[Dataset records]
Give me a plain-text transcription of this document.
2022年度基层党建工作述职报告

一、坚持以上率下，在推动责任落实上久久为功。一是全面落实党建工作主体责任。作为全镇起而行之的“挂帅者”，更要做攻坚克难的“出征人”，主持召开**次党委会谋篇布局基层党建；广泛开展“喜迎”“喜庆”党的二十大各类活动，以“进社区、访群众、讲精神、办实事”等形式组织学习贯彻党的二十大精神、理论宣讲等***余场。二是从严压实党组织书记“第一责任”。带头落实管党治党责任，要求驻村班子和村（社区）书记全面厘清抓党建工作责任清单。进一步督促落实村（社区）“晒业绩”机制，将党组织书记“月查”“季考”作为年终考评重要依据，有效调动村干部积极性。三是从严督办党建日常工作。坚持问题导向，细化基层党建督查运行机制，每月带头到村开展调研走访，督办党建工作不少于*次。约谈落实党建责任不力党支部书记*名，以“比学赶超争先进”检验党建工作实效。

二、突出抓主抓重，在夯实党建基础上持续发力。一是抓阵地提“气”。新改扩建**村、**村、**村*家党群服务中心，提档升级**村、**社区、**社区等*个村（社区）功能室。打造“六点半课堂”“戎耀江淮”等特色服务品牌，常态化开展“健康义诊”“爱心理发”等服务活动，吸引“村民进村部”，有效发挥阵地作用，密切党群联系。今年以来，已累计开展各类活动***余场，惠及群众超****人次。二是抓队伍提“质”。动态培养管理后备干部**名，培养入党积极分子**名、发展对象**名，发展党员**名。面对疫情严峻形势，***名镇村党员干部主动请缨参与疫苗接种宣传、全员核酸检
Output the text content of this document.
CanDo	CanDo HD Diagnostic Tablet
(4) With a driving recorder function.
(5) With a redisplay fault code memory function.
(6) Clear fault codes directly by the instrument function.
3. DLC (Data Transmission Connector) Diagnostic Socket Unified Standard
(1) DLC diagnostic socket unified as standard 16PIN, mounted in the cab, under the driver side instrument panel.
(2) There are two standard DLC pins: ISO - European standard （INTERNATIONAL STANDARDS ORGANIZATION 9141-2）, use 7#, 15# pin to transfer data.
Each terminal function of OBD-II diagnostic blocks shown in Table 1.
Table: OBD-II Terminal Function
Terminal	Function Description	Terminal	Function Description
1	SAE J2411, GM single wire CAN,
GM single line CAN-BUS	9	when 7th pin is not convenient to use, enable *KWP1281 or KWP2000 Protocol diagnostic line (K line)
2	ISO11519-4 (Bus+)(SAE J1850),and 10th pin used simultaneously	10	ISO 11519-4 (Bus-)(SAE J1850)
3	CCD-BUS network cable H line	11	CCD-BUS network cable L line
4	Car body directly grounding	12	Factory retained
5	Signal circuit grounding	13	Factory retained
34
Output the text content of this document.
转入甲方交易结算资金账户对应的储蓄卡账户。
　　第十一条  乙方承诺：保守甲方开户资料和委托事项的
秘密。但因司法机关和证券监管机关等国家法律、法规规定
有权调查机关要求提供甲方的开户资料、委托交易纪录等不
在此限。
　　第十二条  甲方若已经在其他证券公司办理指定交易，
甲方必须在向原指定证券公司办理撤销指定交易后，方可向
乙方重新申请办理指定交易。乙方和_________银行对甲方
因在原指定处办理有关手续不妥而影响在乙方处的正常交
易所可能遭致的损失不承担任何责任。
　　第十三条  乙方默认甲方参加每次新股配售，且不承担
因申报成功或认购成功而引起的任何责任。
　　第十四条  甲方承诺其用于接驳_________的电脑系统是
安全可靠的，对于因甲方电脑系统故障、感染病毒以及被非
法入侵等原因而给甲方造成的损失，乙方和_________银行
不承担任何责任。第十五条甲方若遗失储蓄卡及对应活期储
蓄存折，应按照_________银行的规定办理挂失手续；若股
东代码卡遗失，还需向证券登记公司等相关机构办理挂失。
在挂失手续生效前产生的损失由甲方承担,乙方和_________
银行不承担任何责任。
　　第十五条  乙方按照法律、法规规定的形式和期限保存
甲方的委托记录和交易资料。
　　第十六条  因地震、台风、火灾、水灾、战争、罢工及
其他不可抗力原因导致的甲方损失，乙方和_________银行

*What needs to be done*
Return the material exactly as it stands.

*Task response*
Give me a plain-text transcription of this document.
2022年度基层党建工作述职报告

一、坚持以上率下，在推动责任落实上久久为功。一是全面落实党建工作主体责任。作为全镇起而行之的“挂帅者”，更要做攻坚克难的“出征人”，主持召开**次党委会谋篇布局基层党建；广泛开展“喜迎”“喜庆”党的二十大各类活动，以“进社区、访群众、讲精神、办实事”等形式组织学习贯彻党的二十大精神、理论宣讲等***余场。二是从严压实党组织书记“第一责任”。带头落实管党治党责任，要求驻村班子和村（社区）书记全面厘清抓党建工作责任清单。进一步督促落实村（社区）“晒业绩”机制，将党组织书记“月查”“季考”作为年终考评重要依据，有效调动村干部积极性。三是从严督办党建日常工作。坚持问题导向，细化基层党建督查运行机制，每月带头到村开展调研走访，督办党建工作不少于*次。约谈落实党建责任不力党支部书记*名，以“比学赶超争先进”检验党建工作实效。

二、突出抓主抓重，在夯实党建基础上持续发力。一是抓阵地提“气”。新改扩建**村、**村、**村*家党群服务中心，提档升级**村、**社区、**社区等*个村（社区）功能室。打造“六点半课堂”“戎耀江淮”等特色服务品牌，常态化开展“健康义诊”“爱心理发”等服务活动，吸引“村民进村部”，有效发挥阵地作用，密切党群联系。今年以来，已累计开展各类活动***余场，惠及群众超****人次。二是抓队伍提“质”。动态培养管理后备干部**名，培养入党积极分子**名、发展对象**名，发展党员**名。面对疫情严峻形势，***名镇村党员干部主动请缨参与疫苗接种宣传、全员核酸检
Output the text content of this document.
CanDo	CanDo HD Diagnostic Tablet
(4) With a driving recorder function.
(5) With a redisplay fault code memory function.
(6) Clear fault codes directly by the instrument function.
3. DLC (Data Transmission Connector) Diagnostic Socket Unified Standard
(1) DLC diagnostic socket unified as standard 16PIN, mounted in the cab, under the driver side instrument panel.
(2) There are two standard DLC pins: ISO - European standard （INTERNATIONAL STANDARDS ORGANIZATION 9141-2）, use 7#, 15# pin to transfer data.
Each terminal function of OBD-II diagnostic blocks shown in Table 1.
Table: OBD-II Terminal Function
Terminal	Function Description	Terminal	Function Description
1	SAE J2411, GM single wire CAN,
GM single line CAN-BUS	9	when 7th pin is not convenient to use, enable *KWP1281 or KWP2000 Protocol diagnostic line (K line)
2	ISO11519-4 (Bus+)(SAE J1850),and 10th pin used simultaneously	10	ISO 11519-4 (Bus-)(SAE J1850)
3	CCD-BUS network cable H line	11	CCD-BUS network cable L line
4	Car body directly grounding	12	Factory retained
5	Signal circuit grounding	13	Factory retained
34
Output the text content of this document.
转入甲方交易结算资金账户对应的储蓄卡账户。
　　第十一条  乙方承诺：保守甲方开户资料和委托事项的
秘密。但因司法机关和证券监管机关等国家法律、法规规定
有权调查机关要求提供甲方的开户资料、委托交易纪录等不
在此限。
　　第十二条  甲方若已经在其他证券公司办理指定交易，
甲方必须在向原指定证券公司办理撤销指定交易后，方可向
乙方重新申请办理指定交易。乙方和_________银行对甲方
因在原指定处办理有关手续不妥而影响在乙方处的正常交
易所可能遭致的损失不承担任何责任。
　　第十三条  乙方默认甲方参加每次新股配售，且不承担
因申报成功或认购成功而引起的任何责任。
　　第十四条  甲方承诺其用于接驳_________的电脑系统是
安全可靠的，对于因甲方电脑系统故障、感染病毒以及被非
法入侵等原因而给甲方造成的损失，乙方和_________银行
不承担任何责任。第十五条甲方若遗失储蓄卡及对应活期储
蓄存折，应按照_________银行的规定办理挂失手续；若股
东代码卡遗失，还需向证券登记公司等相关机构办理挂失。
在挂失手续生效前产生的损失由甲方承担,乙方和_________
银行不承担任何责任。
　　第十五条  乙方按照法律、法规规定的形式和期限保存
甲方的委托记录和交易资料。
　　第十六条  因地震、台风、火灾、水灾、战争、罢工及
其他不可抗力原因导致的甲方损失，乙方和_________银行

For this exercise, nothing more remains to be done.